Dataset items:
>>>
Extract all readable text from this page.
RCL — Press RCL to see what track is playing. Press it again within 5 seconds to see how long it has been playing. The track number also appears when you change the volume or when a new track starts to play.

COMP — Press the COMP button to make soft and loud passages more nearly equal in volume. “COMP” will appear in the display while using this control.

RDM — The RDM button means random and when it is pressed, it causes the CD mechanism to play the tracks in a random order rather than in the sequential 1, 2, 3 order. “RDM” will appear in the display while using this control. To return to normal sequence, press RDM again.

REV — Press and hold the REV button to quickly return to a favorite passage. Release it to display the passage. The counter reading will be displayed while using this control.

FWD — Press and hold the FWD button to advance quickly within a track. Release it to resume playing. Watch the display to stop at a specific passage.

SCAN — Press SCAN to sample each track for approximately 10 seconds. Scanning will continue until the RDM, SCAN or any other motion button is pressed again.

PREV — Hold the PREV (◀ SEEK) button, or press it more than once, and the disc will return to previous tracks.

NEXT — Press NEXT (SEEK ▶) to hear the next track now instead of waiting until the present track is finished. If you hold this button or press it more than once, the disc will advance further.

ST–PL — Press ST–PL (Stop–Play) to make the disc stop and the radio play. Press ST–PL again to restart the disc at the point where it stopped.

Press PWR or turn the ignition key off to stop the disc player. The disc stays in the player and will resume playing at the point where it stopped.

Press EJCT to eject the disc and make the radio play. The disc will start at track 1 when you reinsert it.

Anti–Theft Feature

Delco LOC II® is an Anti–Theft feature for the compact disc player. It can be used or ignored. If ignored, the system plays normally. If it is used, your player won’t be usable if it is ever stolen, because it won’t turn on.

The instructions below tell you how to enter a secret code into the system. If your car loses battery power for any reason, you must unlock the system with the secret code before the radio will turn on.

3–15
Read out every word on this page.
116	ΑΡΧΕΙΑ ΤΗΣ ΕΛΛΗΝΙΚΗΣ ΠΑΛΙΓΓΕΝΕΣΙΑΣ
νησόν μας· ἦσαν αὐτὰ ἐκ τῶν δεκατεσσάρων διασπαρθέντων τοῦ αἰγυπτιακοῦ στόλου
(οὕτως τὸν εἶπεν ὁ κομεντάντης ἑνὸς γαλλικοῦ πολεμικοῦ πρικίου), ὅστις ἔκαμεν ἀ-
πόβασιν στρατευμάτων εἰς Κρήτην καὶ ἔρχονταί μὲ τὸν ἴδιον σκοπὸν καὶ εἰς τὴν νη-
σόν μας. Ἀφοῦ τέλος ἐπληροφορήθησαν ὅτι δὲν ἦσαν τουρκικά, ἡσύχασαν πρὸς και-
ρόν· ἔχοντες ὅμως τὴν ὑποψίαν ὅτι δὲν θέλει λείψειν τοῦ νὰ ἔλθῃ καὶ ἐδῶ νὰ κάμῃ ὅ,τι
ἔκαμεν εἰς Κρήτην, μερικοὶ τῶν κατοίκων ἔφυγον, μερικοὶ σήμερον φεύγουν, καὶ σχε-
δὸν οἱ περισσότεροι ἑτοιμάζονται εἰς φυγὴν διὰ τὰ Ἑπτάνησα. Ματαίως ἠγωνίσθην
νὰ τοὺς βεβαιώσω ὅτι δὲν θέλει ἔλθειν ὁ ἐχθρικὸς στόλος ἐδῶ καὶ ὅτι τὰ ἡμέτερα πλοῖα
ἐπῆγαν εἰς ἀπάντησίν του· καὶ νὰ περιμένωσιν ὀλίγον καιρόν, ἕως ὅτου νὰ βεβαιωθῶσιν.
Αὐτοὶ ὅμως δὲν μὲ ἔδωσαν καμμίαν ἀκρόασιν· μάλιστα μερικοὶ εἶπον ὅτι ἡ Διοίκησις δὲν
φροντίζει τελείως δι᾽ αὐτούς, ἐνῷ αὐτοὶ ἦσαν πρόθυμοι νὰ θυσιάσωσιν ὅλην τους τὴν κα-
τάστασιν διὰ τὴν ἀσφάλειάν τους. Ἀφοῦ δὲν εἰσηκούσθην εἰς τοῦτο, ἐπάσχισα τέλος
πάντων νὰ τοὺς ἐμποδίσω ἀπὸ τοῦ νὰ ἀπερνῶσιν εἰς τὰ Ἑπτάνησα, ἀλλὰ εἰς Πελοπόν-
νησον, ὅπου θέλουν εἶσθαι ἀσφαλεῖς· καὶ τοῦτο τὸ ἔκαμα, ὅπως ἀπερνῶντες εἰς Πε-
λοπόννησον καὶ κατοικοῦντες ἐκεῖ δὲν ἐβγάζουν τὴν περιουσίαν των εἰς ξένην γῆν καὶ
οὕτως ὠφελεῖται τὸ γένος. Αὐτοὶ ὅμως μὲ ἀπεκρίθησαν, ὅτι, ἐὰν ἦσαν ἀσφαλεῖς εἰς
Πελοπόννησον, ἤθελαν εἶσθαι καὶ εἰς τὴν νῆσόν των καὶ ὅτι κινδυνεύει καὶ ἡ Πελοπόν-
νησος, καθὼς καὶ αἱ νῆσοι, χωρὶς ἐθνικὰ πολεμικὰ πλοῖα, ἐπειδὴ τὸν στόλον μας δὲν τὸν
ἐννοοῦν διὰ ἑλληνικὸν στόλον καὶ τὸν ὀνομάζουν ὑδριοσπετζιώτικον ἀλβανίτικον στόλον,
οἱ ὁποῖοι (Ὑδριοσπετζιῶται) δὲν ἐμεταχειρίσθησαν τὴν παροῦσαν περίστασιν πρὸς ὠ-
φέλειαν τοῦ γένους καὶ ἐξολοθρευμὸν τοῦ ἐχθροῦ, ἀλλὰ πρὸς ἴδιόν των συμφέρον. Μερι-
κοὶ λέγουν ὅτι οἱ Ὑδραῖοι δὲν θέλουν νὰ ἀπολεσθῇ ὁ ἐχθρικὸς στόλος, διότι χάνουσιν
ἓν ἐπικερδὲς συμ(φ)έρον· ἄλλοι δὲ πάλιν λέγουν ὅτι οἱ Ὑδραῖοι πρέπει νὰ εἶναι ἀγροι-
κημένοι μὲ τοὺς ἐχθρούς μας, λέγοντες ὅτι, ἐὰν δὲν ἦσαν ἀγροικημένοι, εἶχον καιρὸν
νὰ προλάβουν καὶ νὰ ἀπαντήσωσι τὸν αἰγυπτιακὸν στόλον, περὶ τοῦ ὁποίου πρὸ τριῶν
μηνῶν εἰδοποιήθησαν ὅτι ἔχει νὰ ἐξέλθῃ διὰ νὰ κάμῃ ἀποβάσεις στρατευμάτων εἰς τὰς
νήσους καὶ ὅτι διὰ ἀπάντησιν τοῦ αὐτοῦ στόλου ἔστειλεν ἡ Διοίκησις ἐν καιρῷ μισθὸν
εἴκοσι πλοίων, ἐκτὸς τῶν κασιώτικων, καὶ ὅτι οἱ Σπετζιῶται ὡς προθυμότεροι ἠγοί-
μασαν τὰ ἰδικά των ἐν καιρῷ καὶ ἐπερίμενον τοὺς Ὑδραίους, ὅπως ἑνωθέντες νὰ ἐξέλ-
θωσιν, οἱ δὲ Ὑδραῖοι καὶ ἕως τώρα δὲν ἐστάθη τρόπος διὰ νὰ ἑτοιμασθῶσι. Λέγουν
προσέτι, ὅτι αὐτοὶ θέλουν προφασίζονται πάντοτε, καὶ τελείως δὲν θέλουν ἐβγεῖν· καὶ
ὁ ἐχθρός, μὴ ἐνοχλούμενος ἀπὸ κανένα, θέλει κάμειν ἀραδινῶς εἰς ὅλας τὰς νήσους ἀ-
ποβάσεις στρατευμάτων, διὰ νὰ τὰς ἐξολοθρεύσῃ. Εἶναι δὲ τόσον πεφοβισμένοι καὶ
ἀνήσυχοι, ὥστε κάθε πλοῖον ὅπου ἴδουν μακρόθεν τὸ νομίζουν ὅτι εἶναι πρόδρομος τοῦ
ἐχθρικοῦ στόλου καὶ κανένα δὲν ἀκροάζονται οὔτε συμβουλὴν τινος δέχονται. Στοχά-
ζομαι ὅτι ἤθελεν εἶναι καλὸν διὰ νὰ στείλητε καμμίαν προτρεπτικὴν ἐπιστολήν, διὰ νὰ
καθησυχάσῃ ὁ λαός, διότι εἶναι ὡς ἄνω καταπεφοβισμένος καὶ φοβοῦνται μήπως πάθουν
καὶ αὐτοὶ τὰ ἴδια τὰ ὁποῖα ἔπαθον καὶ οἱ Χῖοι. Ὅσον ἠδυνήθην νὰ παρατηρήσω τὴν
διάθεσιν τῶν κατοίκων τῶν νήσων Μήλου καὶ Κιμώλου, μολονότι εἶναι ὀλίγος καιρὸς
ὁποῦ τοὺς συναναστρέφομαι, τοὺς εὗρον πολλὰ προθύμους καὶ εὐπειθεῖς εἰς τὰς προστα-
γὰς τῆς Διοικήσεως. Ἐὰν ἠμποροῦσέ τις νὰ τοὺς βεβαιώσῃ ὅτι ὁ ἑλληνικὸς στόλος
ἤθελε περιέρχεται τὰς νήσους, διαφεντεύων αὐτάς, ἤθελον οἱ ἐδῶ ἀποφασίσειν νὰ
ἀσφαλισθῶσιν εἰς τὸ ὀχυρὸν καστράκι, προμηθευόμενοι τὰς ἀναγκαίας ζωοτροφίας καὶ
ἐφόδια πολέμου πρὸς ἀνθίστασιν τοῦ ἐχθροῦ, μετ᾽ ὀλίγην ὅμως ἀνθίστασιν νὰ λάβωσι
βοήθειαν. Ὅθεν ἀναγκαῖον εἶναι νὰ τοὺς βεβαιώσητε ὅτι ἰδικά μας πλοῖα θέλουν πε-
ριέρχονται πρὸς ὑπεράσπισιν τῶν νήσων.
<<<
> **Written problem**
In the records above, locate each line with the word "ὅπως". Copy all such lines.

> **Result for this exercise**
νησον, ὅπου θέλουν εἶσθαι ἀσφαλεῖς· καὶ τοῦτο τὸ ἔκαμα, ὅπως ἀπερνῶντες εἰς Πε-
μασαν τὰ ἰδικά των ἐν καιρῷ καὶ ἐπερίμενον τοὺς Ὑδραίους, ὅπως ἑνωθέντες νὰ ἐξέλ-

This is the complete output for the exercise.